### ENTRIES SUPPLIED ###
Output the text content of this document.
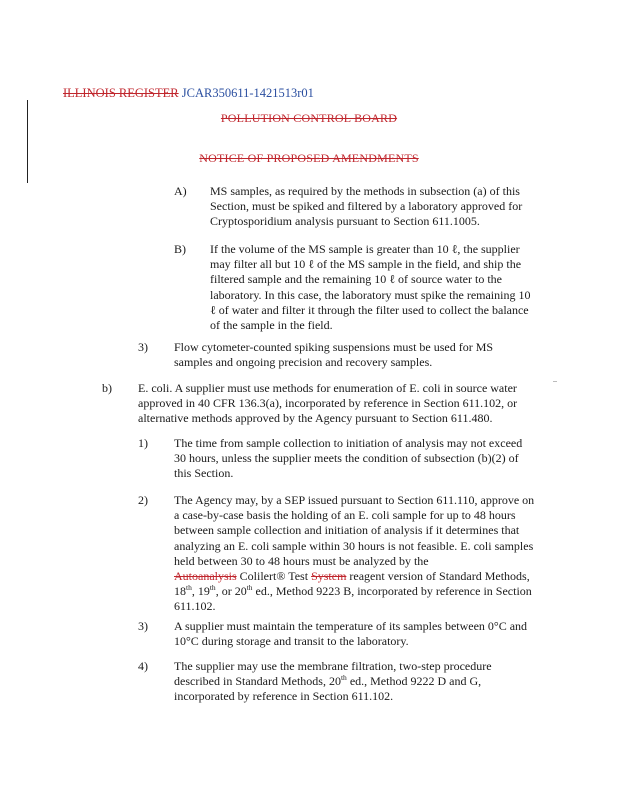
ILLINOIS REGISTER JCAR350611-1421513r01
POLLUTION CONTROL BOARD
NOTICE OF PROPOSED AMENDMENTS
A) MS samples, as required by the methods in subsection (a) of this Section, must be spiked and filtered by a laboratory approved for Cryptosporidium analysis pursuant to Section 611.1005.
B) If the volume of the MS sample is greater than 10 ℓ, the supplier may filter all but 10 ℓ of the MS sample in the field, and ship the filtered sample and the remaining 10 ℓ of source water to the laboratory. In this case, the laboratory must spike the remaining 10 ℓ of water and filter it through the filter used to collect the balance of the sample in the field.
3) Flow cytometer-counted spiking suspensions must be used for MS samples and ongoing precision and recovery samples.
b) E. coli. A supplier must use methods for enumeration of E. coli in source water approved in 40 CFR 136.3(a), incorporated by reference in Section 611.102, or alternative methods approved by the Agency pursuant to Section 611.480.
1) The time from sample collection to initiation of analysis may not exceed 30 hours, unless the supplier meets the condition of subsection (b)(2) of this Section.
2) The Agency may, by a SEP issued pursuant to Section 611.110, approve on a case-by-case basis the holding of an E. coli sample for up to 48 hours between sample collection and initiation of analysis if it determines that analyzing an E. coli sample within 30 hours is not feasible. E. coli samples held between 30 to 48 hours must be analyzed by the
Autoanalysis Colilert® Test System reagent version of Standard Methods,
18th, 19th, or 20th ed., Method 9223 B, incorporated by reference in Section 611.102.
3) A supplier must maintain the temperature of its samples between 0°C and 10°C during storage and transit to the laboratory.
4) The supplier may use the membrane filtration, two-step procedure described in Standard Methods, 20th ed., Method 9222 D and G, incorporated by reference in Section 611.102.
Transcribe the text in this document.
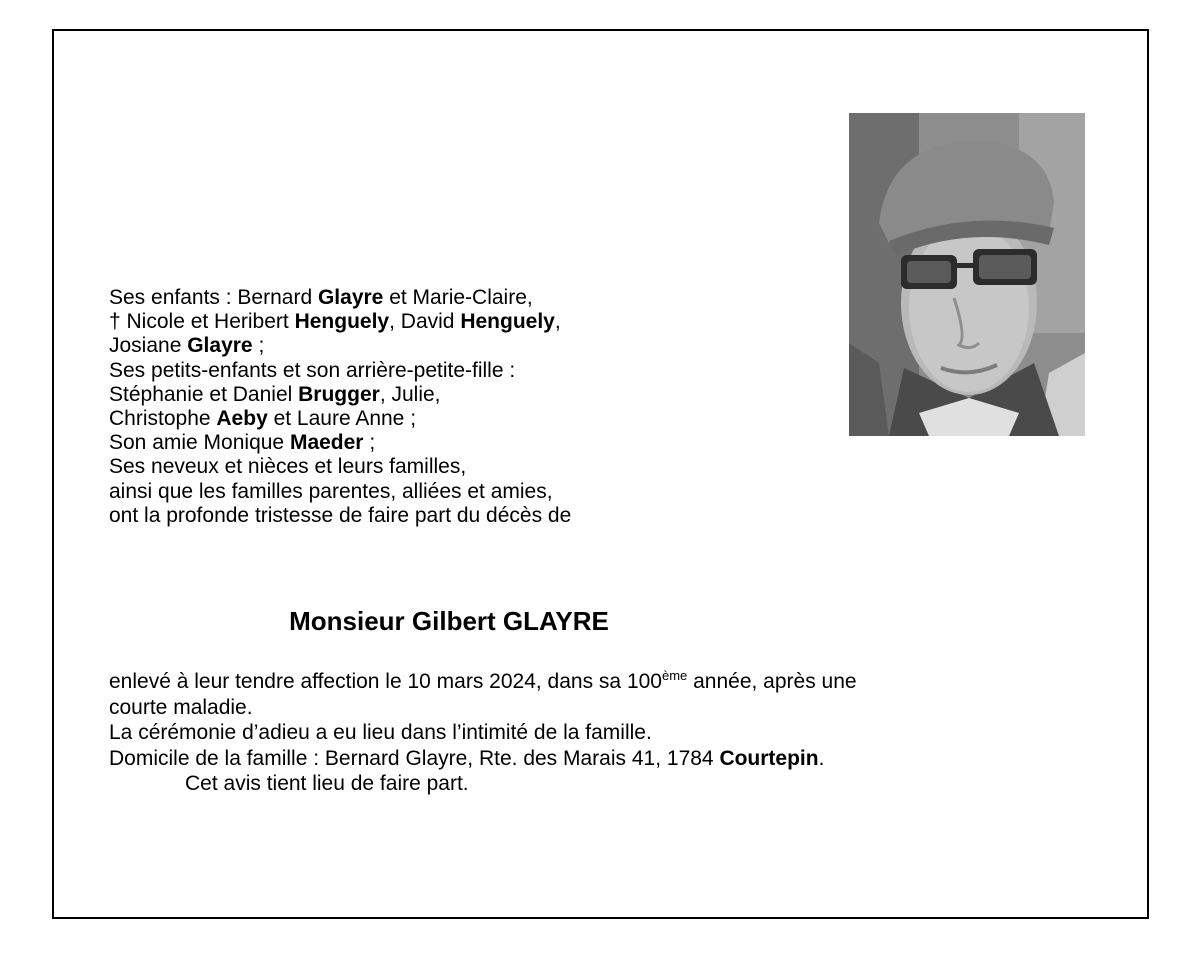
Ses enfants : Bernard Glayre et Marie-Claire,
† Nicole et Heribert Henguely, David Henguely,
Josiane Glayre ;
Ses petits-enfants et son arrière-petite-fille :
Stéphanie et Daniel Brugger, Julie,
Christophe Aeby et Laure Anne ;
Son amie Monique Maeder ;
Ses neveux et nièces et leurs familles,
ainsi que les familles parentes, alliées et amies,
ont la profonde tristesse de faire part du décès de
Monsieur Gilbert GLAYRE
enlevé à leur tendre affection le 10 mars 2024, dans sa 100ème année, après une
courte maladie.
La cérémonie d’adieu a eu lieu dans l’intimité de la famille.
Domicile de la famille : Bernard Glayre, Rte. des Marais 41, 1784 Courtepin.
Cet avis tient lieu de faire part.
###
> _TASK OBJECTIVE_: Each line of the data is to be duplicated exactly; pictures stay out of the copy.

> _ANSWER IN FULL_:
Output the text content of this document.
ILLINOIS REGISTER JCAR350611-1421513r01
POLLUTION CONTROL BOARD
NOTICE OF PROPOSED AMENDMENTS
A) MS samples, as required by the methods in subsection (a) of this Section, must be spiked and filtered by a laboratory approved for Cryptosporidium analysis pursuant to Section 611.1005.
B) If the volume of the MS sample is greater than 10 ℓ, the supplier may filter all but 10 ℓ of the MS sample in the field, and ship the filtered sample and the remaining 10 ℓ of source water to the laboratory. In this case, the laboratory must spike the remaining 10 ℓ of water and filter it through the filter used to collect the balance of the sample in the field.
3) Flow cytometer-counted spiking suspensions must be used for MS samples and ongoing precision and recovery samples.
b) E. coli. A supplier must use methods for enumeration of E. coli in source water approved in 40 CFR 136.3(a), incorporated by reference in Section 611.102, or alternative methods approved by the Agency pursuant to Section 611.480.
1) The time from sample collection to initiation of analysis may not exceed 30 hours, unless the supplier meets the condition of subsection (b)(2) of this Section.
2) The Agency may, by a SEP issued pursuant to Section 611.110, approve on a case-by-case basis the holding of an E. coli sample for up to 48 hours between sample collection and initiation of analysis if it determines that analyzing an E. coli sample within 30 hours is not feasible. E. coli samples held between 30 to 48 hours must be analyzed by the
Autoanalysis Colilert® Test System reagent version of Standard Methods,
18th, 19th, or 20th ed., Method 9223 B, incorporated by reference in Section 611.102.
3) A supplier must maintain the temperature of its samples between 0°C and 10°C during storage and transit to the laboratory.
4) The supplier may use the membrane filtration, two-step procedure described in Standard Methods, 20th ed., Method 9222 D and G, incorporated by reference in Section 611.102.
Transcribe the text in this document.
Ses enfants : Bernard Glayre et Marie-Claire,
† Nicole et Heribert Henguely, David Henguely,
Josiane Glayre ;
Ses petits-enfants et son arrière-petite-fille :
Stéphanie et Daniel Brugger, Julie,
Christophe Aeby et Laure Anne ;
Son amie Monique Maeder ;
Ses neveux et nièces et leurs familles,
ainsi que les familles parentes, alliées et amies,
ont la profonde tristesse de faire part du décès de
Monsieur Gilbert GLAYRE
enlevé à leur tendre affection le 10 mars 2024, dans sa 100ème année, après une
courte maladie.
La cérémonie d’adieu a eu lieu dans l’intimité de la famille.
Domicile de la famille : Bernard Glayre, Rte. des Marais 41, 1784 Courtepin.
Cet avis tient lieu de faire part.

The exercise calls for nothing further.